» THE EXERCISE
Without the pictures, output the records below word for word.

» GIVEN INFORMATION
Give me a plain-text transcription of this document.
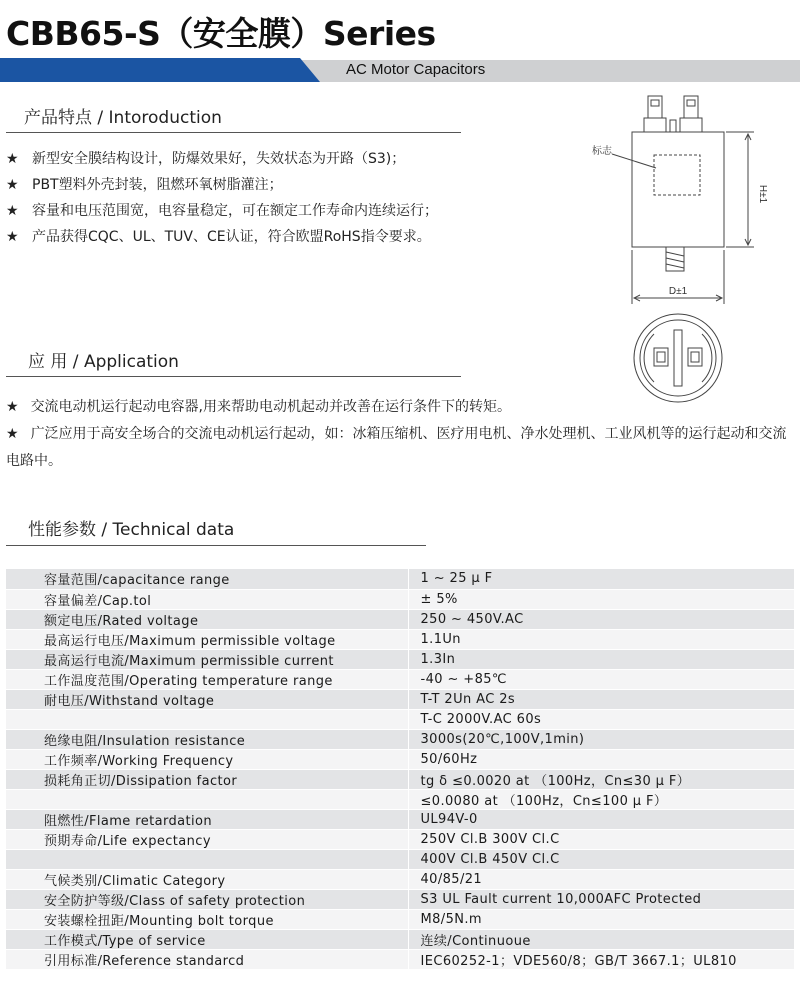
CBB65-S（安全膜）Series
AC Motor Capacitors
产品特点 / Intoroduction
★ 新型安全膜结构设计，防爆效果好，失效状态为开路（S3)；
★ PBT塑料外壳封装，阻燃环氧树脂灌注；
★ 容量和电压范围宽，电容量稳定，可在额定工作寿命内连续运行；
★ 产品获得CQC、UL、TUV、CE认证，符合欧盟RoHS指令要求。
标志
H±1
D±1
应 用 / Application
★ 交流电动机运行起动电容器,用来帮助电动机起动并改善在运行条件下的转矩。
★ 广泛应用于高安全场合的交流电动机运行起动，如：冰箱压缩机、医疗用电机、净水处理机、工业风机等的运行起动和交流电路中。
性能参数 / Technical data
容量范围/capacitance range	1 ~ 25 μ F
容量偏差/Cap.tol	± 5%
额定电压/Rated voltage	250 ~ 450V.AC
最高运行电压/Maximum permissible voltage	1.1Un
最高运行电流/Maximum permissible current	1.3In
工作温度范围/Operating temperature range	-40 ~ +85℃
耐电压/Withstand voltage	T-T 2Un AC 2s
	T-C 2000V.AC 60s
绝缘电阻/Insulation resistance	3000s(20℃,100V,1min)
工作频率/Working Frequency	50/60Hz
损耗角正切/Dissipation factor	tg δ ≤0.0020 at （100Hz，Cn≤30 μ F）
	≤0.0080 at （100Hz，Cn≤100 μ F）
阻燃性/Flame retardation	UL94V-0
预期寿命/Life expectancy	250V Cl.B 300V Cl.C
	400V Cl.B 450V Cl.C
气候类别/Climatic Category	40/85/21
安全防护等级/Class of safety protection	S3 UL Fault current 10,000AFC Protected
安装螺栓扭距/Mounting bolt torque	M8/5N.m
工作模式/Type of service	连续/Continuoue
引用标准/Reference standarcd	IEC60252-1；VDE560/8；GB/T 3667.1；UL810
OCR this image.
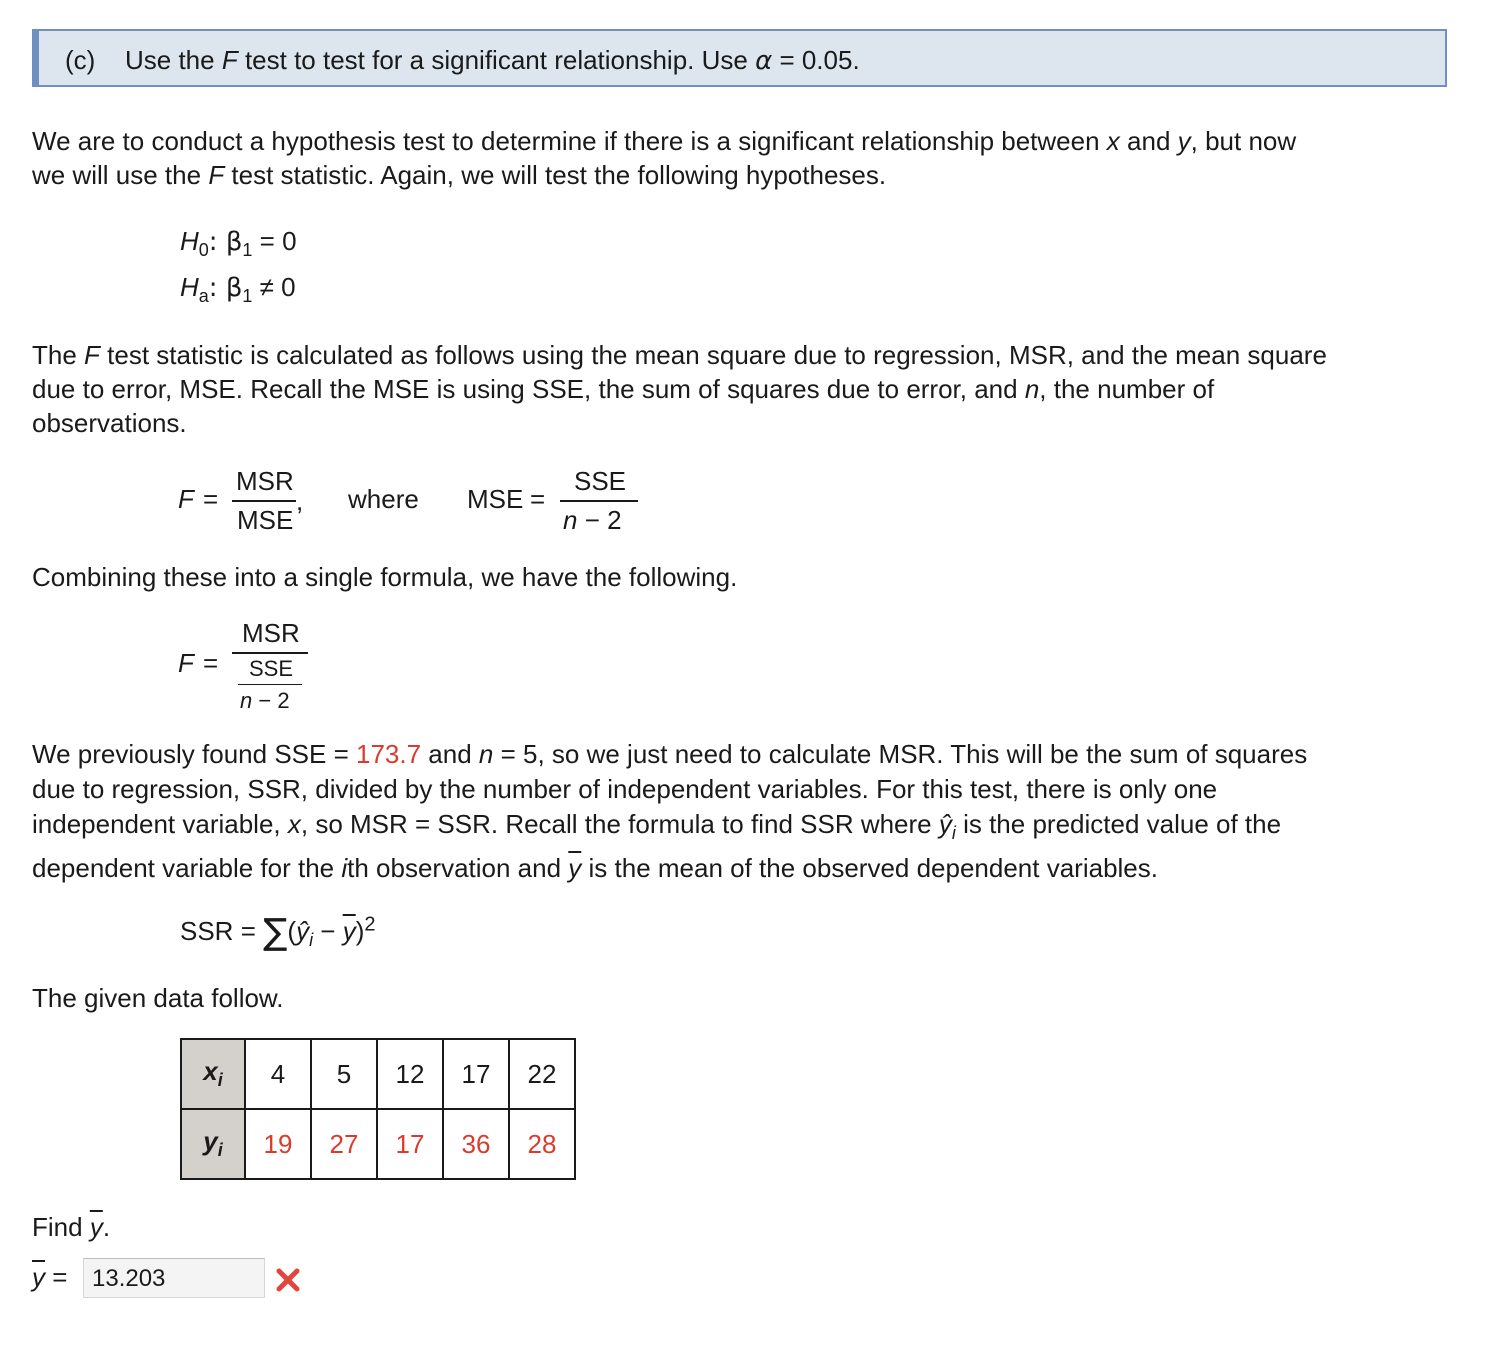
(c) Use the F test to test for a significant relationship. Use α = 0.05.
We are to conduct a hypothesis test to determine if there is a significant relationship between x and y, but now
we will use the F test statistic. Again, we will test the following hypotheses.
$H_0$: $\beta_1 = 0$
$H_a$: $\beta_1 \ne 0$
The F test statistic is calculated as follows using the mean square due to regression, MSR, and the mean square
due to error, MSE. Recall the MSE is using SSE, the sum of squares due to error, and n, the number of
observations.
F =
MSR
MSE
, where MSE =
SSE
n − 2
Combining these into a single formula, we have the following.
F =
MSR
SSE
n − 2
We previously found SSE = 173.7 and n = 5, so we just need to calculate MSR. This will be the sum of squares
due to regression, SSR, divided by the number of independent variables. For this test, there is only one
independent variable, x, so MSR = SSR. Recall the formula to find SSR where $ŷ_i$ is the predicted value of the
dependent variable for the ith observation and $\overline{y}$ is the mean of the observed dependent variables.
SSR = $\sum(ŷ_i - \overline{y})^2$
The given data follow.
$x_i$	4	5	12	17	22
$y_i$	19	27	17	36	28
Find $\overline{y}$.
$\overline{y}$ =	13.203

» WRITTEN RESPONSE
Give me a plain-text transcription of this document.
CBB65-S（安全膜）Series
AC Motor Capacitors
产品特点 / Intoroduction
★ 新型安全膜结构设计，防爆效果好，失效状态为开路（S3)；
★ PBT塑料外壳封装，阻燃环氧树脂灌注；
★ 容量和电压范围宽，电容量稳定，可在额定工作寿命内连续运行；
★ 产品获得CQC、UL、TUV、CE认证，符合欧盟RoHS指令要求。
标志
H±1
D±1
应 用 / Application
★ 交流电动机运行起动电容器,用来帮助电动机起动并改善在运行条件下的转矩。
★ 广泛应用于高安全场合的交流电动机运行起动，如：冰箱压缩机、医疗用电机、净水处理机、工业风机等的运行起动和交流电路中。
性能参数 / Technical data
容量范围/capacitance range	1 ~ 25 μ F
容量偏差/Cap.tol	± 5%
额定电压/Rated voltage	250 ~ 450V.AC
最高运行电压/Maximum permissible voltage	1.1Un
最高运行电流/Maximum permissible current	1.3In
工作温度范围/Operating temperature range	-40 ~ +85℃
耐电压/Withstand voltage	T-T 2Un AC 2s
	T-C 2000V.AC 60s
绝缘电阻/Insulation resistance	3000s(20℃,100V,1min)
工作频率/Working Frequency	50/60Hz
损耗角正切/Dissipation factor	tg δ ≤0.0020 at （100Hz，Cn≤30 μ F）
	≤0.0080 at （100Hz，Cn≤100 μ F）
阻燃性/Flame retardation	UL94V-0
预期寿命/Life expectancy	250V Cl.B 300V Cl.C
	400V Cl.B 450V Cl.C
气候类别/Climatic Category	40/85/21
安全防护等级/Class of safety protection	S3 UL Fault current 10,000AFC Protected
安装螺栓扭距/Mounting bolt torque	M8/5N.m
工作模式/Type of service	连续/Continuoue
引用标准/Reference standarcd	IEC60252-1；VDE560/8；GB/T 3667.1；UL810
OCR this image.
(c) Use the F test to test for a significant relationship. Use α = 0.05.
We are to conduct a hypothesis test to determine if there is a significant relationship between x and y, but now
we will use the F test statistic. Again, we will test the following hypotheses.
$H_0$: $\beta_1 = 0$
$H_a$: $\beta_1 \ne 0$
The F test statistic is calculated as follows using the mean square due to regression, MSR, and the mean square
due to error, MSE. Recall the MSE is using SSE, the sum of squares due to error, and n, the number of
observations.
F =
MSR
MSE
, where MSE =
SSE
n − 2
Combining these into a single formula, we have the following.
F =
MSR
SSE
n − 2
We previously found SSE = 173.7 and n = 5, so we just need to calculate MSR. This will be the sum of squares
due to regression, SSR, divided by the number of independent variables. For this test, there is only one
independent variable, x, so MSR = SSR. Recall the formula to find SSR where $ŷ_i$ is the predicted value of the
dependent variable for the ith observation and $\overline{y}$ is the mean of the observed dependent variables.
SSR = $\sum(ŷ_i - \overline{y})^2$
The given data follow.
$x_i$	4	5	12	17	22
$y_i$	19	27	17	36	28
Find $\overline{y}$.
$\overline{y}$ =	13.203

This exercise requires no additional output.